QUOTED PASSAGE.
--- BEGIN ---

Weekly Round-up on Tax and Corporate Laws | 05th to 09th August 2024
- Blog|Weekly Round-up|
- 11 Min Read
- By Taxmann
- |
- Last Updated on 13 August, 2024
This weekly newsletter analytically summarises the key stories reported at taxmann.com during the previous week from August 05 to 09, 2024, namely:
- Changes proposed in the Finance (No. 2) Bill 2024 as passed by the Lok Sabha;
- HC remanded matter for fresh consideration since order wrongly confirmed previously dropped amounts;
- HC remanded matter for fresh consideration allowing submission of additional documents to establish exemption;
- RBI introduces key enhancements to Digital Payment Systems and Financial Services;
- MCA extends C-PACE services to facilitate voluntary closure of LLPs;
- MCA launches e-adjudication platform; mandates e-adjudication for penalty proceedings under Cos Rules; and
- Residual Value Dilemmas: PPE Disposal Cost exceeding the Recoverable Amount.
1. Changes proposed in the Finance (No. 2) Bill 2024 as passed by the Lok Sabha
On August 7, 2024, the Lok Sabha passed the Finance (No. 2) Bill 2024, which included over 30 amendments to the original bill introduced on July 23, 2024. While most amendments are consequential, two significant changes have been made, which are as follows:
Grandfathering of long-term capital gain from land or building in case of resident individual/HUF
In light of the removal of the indexation benefit for long-term capital gains and the introduction of a uniform tax rate of 12.5% on long-term capital gains, a grandfathering provision is proposed to be introduced under section 112 by the Finance (No. 2) Bill 2024 as passed by the Lok Sabha.
This grandfathering provision has the following implications:
- It applies only to resident individuals and resident Hindu Undivided Families (HUFs). A non-resident person, company, partnership firm or any other assessee is not eligible for this benefit.
- It applies only to the transfer of a long-term capital asset, being land or building or both. This provision does not cover other long-term capital assets, such as gold or bullion.
- The land or building must have been acquired on or before 22-07-2024 to qualify for the grandfathering benefit.
- The provision is applicable if the tax on long-term capital gains from the transfer of such land or building computed under the new law (i.e., law proposed by the Finance (No. 2) Bill, 2024) exceeds the tax computed under the old law (i.e., the law as it stood immediately before the amendment proposed by the Finance (No. 2) Bill, 2024 )
- If the amount of tax under the new law exceeds the amount of tax under the old law, the excess amount shall be ignored.
The proviso to Section 192(2B) is substituted to allow the benefit of TDS/TCS while computing TDS on salary income
The Finance (No. 2) Bill 2024, as introduced in the Lok Sabha, substituted sub-section 192(2B) to allow the benefit of all other TDS/TCS while computing tax deductible from salary income.
The proviso inserted in Section 192(2B) provides that the tax-deductible from salary income cannot be reduced due to the inclusion of other income and the tax deducted/collected under the Act. However, the tax-deductible can be reduced due to the loss under the head “Income from house property” which is adjusted against salary income. The proviso is nearly identical to what existed before the amendment.

--- END ---

RAW DATA.
--- BEGIN ---

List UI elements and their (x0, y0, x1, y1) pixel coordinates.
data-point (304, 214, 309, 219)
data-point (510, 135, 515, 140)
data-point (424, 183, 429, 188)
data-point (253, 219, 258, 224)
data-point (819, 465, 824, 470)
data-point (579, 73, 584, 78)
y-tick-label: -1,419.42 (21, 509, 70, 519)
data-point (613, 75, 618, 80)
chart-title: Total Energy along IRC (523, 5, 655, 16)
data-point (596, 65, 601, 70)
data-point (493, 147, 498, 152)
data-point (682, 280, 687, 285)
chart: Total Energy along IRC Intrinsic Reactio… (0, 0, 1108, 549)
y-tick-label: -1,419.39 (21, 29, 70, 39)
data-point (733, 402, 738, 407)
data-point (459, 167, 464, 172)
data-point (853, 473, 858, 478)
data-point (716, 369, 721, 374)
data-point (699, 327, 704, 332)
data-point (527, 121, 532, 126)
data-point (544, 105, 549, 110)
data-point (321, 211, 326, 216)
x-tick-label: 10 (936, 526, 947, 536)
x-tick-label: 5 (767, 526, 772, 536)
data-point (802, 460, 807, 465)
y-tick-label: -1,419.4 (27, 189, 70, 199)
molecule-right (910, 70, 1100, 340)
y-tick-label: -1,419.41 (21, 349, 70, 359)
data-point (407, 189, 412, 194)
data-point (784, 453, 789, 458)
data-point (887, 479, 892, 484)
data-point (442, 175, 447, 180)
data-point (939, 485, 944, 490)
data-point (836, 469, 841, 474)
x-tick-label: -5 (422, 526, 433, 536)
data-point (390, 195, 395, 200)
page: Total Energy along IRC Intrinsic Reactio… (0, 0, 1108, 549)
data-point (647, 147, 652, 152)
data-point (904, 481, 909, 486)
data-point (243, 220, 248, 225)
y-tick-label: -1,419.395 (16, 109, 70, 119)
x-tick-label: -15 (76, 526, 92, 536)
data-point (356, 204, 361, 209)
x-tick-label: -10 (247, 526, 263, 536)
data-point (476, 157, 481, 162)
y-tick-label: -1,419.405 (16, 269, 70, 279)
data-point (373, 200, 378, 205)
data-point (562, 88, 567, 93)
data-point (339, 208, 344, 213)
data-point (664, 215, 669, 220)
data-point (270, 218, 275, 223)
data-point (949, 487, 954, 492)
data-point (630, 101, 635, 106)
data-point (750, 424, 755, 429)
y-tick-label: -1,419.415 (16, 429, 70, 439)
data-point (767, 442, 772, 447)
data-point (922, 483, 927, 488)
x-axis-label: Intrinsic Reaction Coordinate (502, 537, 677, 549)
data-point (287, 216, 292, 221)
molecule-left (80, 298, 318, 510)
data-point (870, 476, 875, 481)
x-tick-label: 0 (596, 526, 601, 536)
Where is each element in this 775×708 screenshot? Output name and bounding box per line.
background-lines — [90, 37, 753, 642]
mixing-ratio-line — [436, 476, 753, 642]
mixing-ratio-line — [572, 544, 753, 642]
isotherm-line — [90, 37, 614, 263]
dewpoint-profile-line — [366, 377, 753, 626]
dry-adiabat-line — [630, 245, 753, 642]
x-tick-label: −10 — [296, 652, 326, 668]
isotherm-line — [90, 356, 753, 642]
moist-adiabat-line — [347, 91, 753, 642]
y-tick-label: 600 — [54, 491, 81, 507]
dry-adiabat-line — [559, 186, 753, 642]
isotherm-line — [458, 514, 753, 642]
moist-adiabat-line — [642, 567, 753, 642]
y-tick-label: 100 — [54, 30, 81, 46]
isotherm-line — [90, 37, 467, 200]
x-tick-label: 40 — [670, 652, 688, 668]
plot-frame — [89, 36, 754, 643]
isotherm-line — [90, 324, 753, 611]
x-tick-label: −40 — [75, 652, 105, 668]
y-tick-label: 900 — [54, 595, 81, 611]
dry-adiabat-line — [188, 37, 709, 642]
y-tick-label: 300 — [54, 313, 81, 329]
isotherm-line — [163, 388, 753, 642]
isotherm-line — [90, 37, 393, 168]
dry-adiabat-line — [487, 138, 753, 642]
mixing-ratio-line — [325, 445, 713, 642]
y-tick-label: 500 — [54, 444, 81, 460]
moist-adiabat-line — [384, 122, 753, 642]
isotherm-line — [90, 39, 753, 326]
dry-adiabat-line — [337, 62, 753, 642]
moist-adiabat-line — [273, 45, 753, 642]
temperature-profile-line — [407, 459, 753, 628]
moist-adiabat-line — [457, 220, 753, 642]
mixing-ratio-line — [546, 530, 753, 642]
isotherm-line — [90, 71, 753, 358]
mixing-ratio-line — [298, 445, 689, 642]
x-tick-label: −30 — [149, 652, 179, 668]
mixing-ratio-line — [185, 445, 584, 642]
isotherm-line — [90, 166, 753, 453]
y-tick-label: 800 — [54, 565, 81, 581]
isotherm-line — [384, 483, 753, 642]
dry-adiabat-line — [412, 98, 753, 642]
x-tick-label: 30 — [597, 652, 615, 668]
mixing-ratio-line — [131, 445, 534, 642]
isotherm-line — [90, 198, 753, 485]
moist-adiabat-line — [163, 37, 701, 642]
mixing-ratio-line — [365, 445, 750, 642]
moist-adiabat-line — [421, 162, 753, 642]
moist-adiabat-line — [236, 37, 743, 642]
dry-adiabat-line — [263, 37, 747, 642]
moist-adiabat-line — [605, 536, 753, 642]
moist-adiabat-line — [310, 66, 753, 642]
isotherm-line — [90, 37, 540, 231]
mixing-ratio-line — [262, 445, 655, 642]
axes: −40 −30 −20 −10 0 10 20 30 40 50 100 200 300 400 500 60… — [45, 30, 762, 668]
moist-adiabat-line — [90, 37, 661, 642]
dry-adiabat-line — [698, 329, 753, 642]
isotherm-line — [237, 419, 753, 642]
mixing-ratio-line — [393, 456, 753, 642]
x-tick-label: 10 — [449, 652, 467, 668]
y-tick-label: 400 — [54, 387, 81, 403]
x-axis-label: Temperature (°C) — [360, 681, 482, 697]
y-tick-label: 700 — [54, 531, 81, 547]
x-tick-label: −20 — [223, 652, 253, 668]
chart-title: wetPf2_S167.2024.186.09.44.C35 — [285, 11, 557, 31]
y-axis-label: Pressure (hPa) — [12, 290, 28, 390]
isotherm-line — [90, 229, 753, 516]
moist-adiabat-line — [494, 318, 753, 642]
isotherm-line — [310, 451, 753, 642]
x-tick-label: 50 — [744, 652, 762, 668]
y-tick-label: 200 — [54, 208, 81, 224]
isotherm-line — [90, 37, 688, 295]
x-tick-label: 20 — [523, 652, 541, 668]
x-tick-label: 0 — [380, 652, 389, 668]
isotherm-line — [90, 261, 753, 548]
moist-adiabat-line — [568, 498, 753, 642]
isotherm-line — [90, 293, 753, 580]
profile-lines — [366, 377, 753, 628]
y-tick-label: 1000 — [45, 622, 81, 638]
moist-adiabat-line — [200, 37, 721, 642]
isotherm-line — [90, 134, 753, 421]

--- END ---

PROBLEM STATEMENT. Transcribe the passage of the tax round-up from "- The provision" up to and including "shall be ignored.". The material is not needed to do what is asked here.

EXERCISE SOLUTION.
- The provision is applicable if the tax on long-term capital gains from the transfer of such land or building computed under the new law (i.e., law proposed by the Finance (No. 2) Bill, 2024) exceeds the tax computed under the old law (i.e., the law as it stood immediately before the amendment proposed by the Finance (No. 2) Bill, 2024 )
- If the amount of tax under the new law exceeds the amount of tax under the old law, the excess amount shall be ignored.